→ Supplied data

-------

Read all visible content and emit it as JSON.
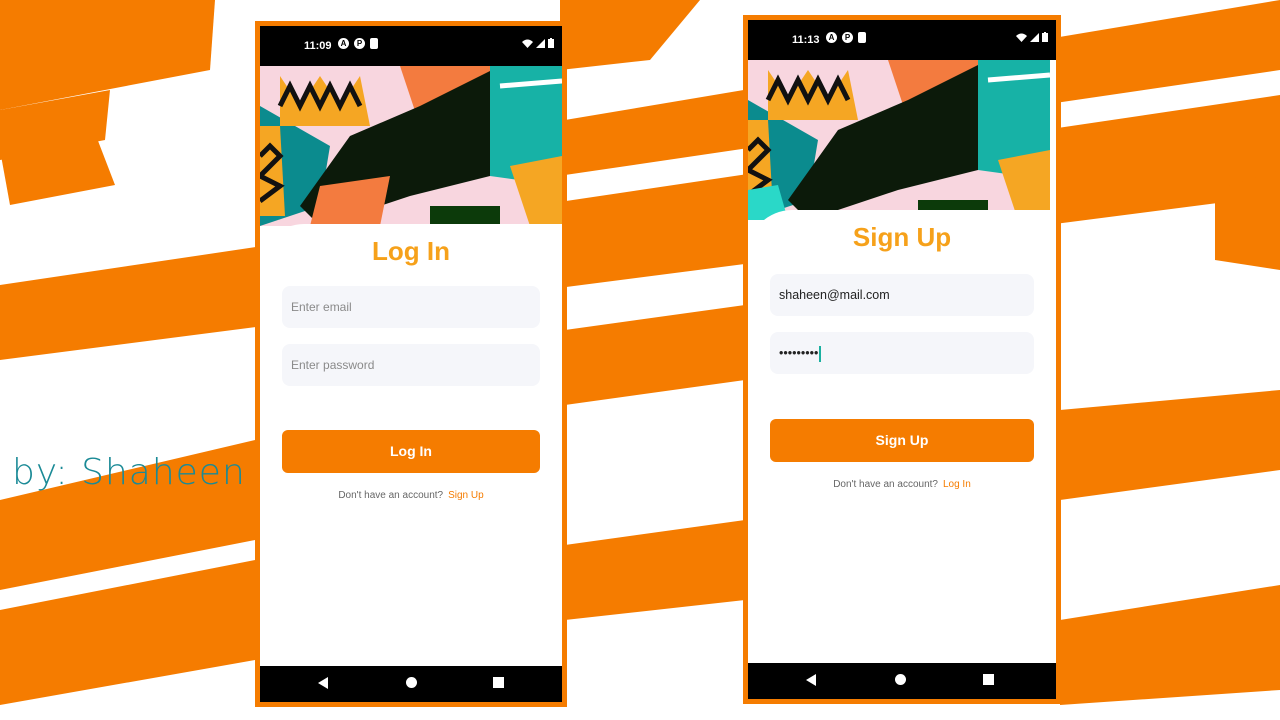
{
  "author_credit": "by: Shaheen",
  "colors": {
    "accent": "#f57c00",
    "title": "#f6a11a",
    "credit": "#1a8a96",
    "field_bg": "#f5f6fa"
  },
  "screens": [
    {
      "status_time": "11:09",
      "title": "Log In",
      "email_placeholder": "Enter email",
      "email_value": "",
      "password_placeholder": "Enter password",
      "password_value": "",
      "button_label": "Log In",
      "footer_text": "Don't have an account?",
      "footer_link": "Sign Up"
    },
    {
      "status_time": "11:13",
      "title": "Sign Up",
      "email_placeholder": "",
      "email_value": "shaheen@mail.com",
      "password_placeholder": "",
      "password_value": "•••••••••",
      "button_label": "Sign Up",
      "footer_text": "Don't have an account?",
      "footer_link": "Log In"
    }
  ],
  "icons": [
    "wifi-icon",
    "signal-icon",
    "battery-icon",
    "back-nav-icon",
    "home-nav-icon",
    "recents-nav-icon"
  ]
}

-------

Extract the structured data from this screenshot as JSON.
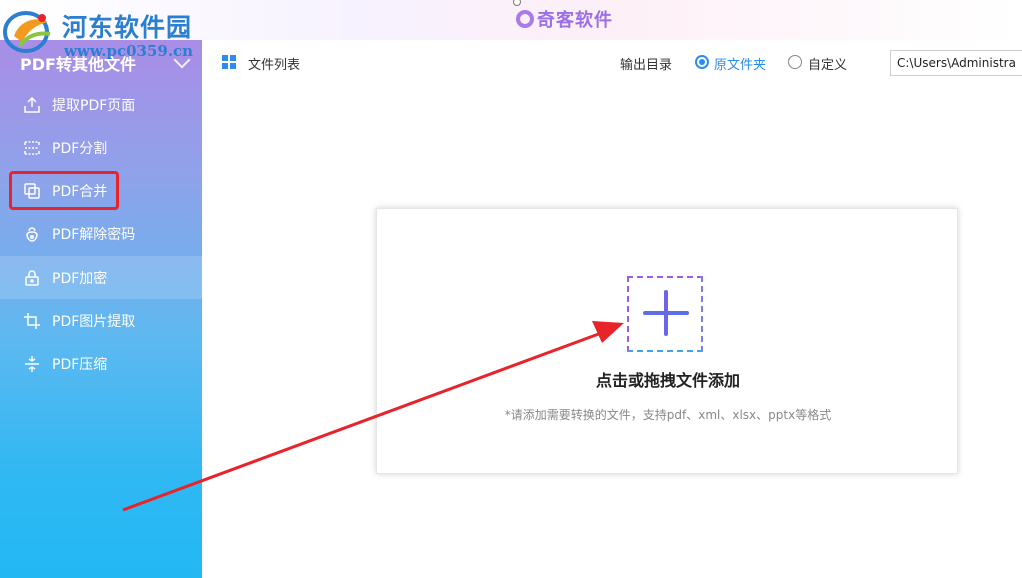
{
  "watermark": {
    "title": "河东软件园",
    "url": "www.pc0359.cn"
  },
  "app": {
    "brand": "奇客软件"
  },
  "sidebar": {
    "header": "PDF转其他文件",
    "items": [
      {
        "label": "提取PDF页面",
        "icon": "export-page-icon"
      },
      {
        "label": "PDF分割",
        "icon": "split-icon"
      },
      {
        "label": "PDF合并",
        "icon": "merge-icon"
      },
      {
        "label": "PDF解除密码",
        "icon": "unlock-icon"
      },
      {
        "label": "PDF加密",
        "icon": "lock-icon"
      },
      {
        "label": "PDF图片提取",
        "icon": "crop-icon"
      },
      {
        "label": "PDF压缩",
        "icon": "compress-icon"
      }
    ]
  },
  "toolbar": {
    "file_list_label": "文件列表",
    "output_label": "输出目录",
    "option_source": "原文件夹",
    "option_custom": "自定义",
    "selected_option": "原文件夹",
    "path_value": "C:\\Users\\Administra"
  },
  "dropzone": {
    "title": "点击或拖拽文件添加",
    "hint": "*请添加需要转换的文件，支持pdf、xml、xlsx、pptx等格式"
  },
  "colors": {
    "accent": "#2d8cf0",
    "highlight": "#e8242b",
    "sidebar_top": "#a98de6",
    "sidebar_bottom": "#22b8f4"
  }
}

-------

→ Short problem
Using the listing, collect all lines in which the string "JSON" is found.

→ Expected answer
Read all visible content and emit it as JSON.
Extract the structured data from this screenshot as JSON.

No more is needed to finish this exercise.